- _Directions_
Find each line with the word "screenshot" and say how many there are, nothing else.

※ ※ ※

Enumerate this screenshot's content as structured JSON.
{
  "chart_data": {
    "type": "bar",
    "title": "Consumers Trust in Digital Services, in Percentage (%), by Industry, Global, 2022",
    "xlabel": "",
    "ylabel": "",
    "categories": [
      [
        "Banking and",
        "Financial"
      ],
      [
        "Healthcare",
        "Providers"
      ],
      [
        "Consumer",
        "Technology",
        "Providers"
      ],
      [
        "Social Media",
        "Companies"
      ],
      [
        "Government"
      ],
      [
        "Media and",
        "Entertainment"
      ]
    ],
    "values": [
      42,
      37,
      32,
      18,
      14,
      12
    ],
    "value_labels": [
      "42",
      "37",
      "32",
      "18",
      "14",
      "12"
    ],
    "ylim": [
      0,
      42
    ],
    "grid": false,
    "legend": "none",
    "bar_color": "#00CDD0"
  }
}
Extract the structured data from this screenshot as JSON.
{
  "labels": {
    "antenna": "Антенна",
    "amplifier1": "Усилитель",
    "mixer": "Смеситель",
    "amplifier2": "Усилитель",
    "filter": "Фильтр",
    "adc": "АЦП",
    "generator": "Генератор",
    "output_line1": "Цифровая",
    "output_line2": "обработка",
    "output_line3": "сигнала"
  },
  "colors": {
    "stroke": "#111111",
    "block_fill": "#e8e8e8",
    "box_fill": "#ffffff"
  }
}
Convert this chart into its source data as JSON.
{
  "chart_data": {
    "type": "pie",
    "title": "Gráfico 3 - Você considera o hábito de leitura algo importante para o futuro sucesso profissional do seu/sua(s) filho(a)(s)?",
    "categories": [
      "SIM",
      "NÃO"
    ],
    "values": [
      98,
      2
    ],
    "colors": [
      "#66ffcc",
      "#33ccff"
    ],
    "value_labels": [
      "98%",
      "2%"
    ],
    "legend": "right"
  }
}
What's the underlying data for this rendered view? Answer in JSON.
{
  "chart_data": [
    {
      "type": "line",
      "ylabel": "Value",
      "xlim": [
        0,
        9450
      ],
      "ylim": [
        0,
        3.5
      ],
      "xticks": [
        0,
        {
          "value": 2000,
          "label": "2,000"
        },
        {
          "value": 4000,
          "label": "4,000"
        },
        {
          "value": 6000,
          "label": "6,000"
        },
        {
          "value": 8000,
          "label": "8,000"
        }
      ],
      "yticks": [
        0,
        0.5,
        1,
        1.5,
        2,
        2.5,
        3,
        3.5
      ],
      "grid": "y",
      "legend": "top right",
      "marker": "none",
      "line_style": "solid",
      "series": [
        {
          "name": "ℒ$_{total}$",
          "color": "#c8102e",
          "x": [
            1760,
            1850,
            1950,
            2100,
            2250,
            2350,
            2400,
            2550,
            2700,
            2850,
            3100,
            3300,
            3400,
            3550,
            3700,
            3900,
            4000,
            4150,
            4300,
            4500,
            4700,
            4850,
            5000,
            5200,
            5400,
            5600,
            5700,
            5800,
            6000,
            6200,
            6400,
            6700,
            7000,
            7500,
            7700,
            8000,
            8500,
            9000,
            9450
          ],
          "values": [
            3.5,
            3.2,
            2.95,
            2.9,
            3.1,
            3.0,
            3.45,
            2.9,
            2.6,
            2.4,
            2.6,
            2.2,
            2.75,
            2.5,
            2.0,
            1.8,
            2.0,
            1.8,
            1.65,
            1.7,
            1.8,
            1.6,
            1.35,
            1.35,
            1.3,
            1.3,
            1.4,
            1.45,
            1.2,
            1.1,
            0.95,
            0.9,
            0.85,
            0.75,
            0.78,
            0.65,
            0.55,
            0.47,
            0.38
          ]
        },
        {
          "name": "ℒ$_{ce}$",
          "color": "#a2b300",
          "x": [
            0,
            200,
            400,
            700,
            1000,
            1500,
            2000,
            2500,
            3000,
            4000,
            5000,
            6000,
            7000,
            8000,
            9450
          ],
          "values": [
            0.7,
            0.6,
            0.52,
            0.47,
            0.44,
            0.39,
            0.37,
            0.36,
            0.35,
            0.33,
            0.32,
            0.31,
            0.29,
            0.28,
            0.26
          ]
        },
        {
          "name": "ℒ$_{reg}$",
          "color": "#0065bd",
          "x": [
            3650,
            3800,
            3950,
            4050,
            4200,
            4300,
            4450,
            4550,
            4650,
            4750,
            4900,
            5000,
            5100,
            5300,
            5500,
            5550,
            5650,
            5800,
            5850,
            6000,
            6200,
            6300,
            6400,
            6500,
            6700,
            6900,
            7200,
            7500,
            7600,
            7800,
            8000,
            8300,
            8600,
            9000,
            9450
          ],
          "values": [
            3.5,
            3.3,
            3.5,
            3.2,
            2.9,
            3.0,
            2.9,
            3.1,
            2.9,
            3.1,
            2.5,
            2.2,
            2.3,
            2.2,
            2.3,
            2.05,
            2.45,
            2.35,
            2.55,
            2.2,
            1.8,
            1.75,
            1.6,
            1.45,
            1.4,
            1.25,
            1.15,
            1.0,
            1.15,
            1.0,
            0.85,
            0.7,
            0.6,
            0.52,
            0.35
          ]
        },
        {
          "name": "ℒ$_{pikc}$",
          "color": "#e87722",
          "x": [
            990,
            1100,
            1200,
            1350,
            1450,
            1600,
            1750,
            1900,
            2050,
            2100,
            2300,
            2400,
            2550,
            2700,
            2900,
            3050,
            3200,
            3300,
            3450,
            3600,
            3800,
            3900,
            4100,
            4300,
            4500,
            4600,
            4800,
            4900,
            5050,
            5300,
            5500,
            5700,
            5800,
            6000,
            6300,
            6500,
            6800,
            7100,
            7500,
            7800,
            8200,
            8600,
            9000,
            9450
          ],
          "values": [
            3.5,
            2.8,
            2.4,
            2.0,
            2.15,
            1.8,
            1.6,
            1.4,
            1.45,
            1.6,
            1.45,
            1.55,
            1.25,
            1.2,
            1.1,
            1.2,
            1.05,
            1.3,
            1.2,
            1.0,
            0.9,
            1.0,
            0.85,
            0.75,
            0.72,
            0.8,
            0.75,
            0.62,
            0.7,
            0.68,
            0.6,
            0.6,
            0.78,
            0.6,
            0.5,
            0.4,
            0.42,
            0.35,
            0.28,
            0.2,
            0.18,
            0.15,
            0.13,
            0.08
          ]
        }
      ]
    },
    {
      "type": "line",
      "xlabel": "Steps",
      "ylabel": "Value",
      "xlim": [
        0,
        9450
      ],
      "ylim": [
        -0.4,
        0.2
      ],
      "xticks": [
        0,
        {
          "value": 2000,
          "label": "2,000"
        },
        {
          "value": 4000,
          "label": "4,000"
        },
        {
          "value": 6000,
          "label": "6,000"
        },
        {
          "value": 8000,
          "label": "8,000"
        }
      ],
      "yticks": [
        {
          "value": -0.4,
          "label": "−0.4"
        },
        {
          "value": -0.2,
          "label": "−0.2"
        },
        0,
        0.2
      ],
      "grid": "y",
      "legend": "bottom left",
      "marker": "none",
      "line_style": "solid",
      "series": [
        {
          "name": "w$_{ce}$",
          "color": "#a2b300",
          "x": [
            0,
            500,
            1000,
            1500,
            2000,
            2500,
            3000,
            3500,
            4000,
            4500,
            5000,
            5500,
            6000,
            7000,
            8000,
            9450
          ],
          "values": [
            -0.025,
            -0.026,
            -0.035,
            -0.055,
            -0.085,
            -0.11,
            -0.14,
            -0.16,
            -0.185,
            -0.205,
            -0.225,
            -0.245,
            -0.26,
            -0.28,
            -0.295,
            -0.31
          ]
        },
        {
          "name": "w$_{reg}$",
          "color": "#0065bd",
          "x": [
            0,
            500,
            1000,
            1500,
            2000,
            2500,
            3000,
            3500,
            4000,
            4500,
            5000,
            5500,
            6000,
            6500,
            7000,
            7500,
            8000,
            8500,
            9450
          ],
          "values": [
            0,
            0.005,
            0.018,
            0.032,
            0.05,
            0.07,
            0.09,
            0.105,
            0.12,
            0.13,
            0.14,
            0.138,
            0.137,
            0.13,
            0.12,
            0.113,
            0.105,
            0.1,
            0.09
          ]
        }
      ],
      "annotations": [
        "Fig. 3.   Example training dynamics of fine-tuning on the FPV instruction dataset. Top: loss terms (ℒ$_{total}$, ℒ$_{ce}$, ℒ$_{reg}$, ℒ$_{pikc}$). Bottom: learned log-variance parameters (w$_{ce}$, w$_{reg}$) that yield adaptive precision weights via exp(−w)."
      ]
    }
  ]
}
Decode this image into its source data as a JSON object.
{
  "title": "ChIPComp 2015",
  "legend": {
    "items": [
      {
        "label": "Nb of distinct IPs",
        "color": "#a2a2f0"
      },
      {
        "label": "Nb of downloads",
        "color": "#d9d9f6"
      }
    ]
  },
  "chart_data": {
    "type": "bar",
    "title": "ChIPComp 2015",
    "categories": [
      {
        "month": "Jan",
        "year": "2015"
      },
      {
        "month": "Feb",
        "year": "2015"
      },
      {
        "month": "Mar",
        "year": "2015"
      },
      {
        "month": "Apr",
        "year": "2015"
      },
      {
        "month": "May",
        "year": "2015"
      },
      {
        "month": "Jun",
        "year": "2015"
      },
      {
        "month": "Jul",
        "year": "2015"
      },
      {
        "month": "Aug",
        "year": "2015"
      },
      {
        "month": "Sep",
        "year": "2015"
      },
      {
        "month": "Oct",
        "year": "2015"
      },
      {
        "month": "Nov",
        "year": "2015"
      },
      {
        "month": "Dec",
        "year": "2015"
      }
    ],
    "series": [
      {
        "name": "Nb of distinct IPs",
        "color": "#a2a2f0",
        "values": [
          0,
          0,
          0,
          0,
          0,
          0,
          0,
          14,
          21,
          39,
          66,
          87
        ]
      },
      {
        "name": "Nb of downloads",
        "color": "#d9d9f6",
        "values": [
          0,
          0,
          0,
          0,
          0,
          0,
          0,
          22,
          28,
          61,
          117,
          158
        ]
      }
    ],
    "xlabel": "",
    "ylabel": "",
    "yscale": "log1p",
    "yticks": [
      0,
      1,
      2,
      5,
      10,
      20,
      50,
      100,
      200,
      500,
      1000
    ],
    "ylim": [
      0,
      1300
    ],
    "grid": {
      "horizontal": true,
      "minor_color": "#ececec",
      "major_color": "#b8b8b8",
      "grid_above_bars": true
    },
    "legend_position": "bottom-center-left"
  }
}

※ ※ ※

- _Answer in full_
2